Go through the listing and copy each line with the string "this".

=== SOURCE MATERIAL ===
- - - - -

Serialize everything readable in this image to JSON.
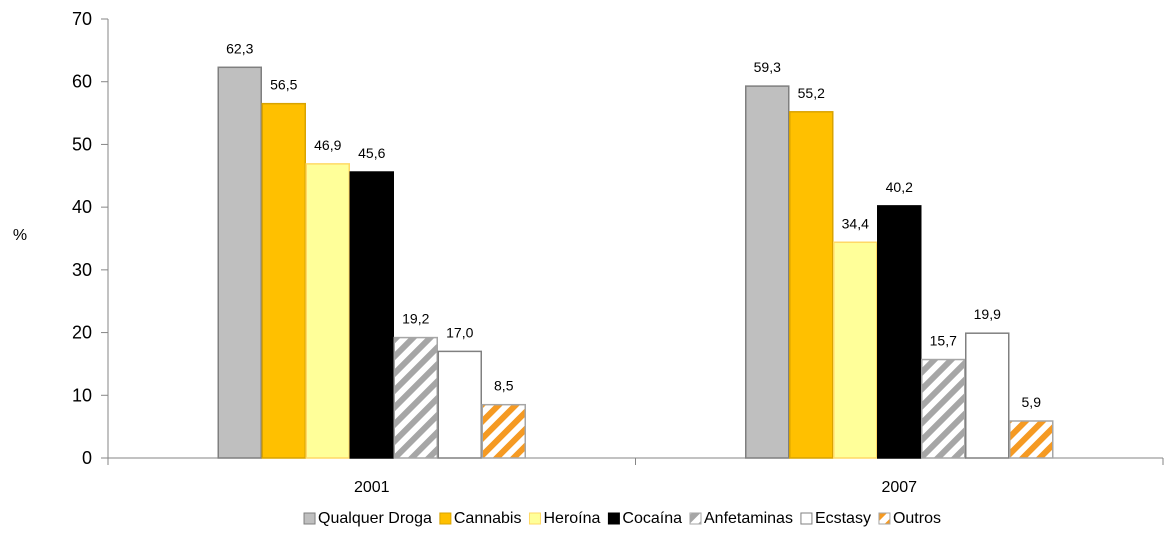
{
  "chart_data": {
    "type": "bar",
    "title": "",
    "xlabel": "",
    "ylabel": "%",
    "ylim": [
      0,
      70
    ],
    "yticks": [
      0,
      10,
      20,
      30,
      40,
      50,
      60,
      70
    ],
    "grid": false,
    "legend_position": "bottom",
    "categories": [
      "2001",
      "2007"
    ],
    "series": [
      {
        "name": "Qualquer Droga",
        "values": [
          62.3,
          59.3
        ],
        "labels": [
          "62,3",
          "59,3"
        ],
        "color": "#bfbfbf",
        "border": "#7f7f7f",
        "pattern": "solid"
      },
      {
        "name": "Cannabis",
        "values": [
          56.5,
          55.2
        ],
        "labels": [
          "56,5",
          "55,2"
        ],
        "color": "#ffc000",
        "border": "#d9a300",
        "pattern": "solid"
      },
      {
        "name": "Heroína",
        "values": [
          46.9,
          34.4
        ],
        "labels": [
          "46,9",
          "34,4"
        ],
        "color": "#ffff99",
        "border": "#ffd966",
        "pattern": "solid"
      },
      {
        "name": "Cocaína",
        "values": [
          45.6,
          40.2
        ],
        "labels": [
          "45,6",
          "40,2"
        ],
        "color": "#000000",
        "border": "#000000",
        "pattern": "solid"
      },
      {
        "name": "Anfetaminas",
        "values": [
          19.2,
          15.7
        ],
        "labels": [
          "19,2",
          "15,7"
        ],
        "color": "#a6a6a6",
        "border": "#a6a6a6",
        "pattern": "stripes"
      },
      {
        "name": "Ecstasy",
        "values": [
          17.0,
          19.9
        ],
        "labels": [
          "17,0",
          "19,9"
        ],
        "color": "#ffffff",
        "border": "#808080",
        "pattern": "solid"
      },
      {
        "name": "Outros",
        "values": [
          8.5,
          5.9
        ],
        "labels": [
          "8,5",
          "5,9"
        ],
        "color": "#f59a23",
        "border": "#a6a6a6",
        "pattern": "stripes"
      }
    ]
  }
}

- - - - -

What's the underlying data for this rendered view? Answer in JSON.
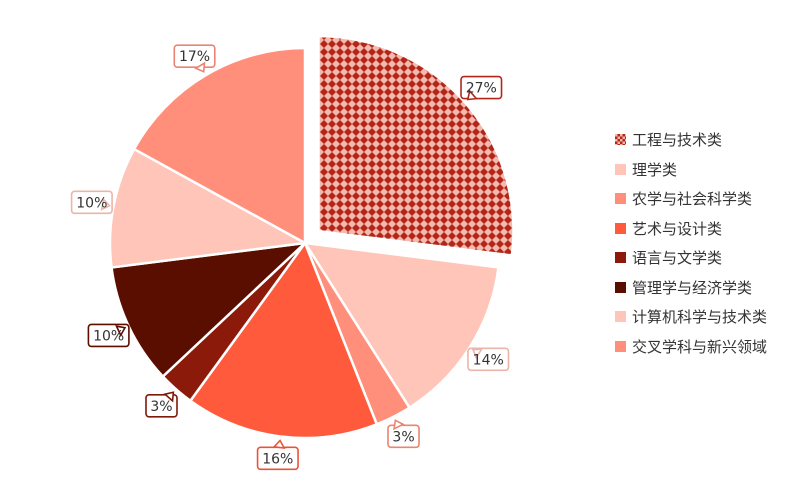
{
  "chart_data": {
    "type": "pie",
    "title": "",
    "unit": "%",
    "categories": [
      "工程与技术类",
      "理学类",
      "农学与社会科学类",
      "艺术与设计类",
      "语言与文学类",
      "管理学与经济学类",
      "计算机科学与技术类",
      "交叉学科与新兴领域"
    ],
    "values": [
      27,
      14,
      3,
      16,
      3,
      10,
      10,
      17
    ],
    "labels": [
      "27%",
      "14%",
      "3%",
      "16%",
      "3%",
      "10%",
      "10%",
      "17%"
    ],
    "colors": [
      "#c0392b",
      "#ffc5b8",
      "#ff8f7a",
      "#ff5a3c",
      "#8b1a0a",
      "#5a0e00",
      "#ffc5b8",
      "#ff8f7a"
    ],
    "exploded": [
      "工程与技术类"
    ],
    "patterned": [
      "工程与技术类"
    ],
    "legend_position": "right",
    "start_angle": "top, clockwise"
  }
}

- - - - -

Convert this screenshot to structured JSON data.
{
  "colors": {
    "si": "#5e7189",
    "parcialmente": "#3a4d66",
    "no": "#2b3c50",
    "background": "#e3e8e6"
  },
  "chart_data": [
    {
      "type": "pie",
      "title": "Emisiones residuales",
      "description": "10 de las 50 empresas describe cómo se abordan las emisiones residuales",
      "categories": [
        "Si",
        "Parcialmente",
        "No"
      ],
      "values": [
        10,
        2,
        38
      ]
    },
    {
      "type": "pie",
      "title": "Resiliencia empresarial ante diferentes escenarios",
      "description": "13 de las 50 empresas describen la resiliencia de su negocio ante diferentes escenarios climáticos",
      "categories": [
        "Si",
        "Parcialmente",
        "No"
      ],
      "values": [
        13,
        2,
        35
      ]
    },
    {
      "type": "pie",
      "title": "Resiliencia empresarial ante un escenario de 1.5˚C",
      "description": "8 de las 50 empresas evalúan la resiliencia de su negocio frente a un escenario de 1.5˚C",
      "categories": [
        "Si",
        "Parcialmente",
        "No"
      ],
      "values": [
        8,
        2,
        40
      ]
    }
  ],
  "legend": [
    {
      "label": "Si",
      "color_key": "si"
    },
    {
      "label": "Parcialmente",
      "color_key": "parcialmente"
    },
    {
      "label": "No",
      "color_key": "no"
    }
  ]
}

- - - - -

=== PROBLEM SOLUTION ===
Serialize everything readable in this image to JSON.
What's the underlying data for this rendered view? Answer in JSON.
Convert this screenshot to structured JSON data.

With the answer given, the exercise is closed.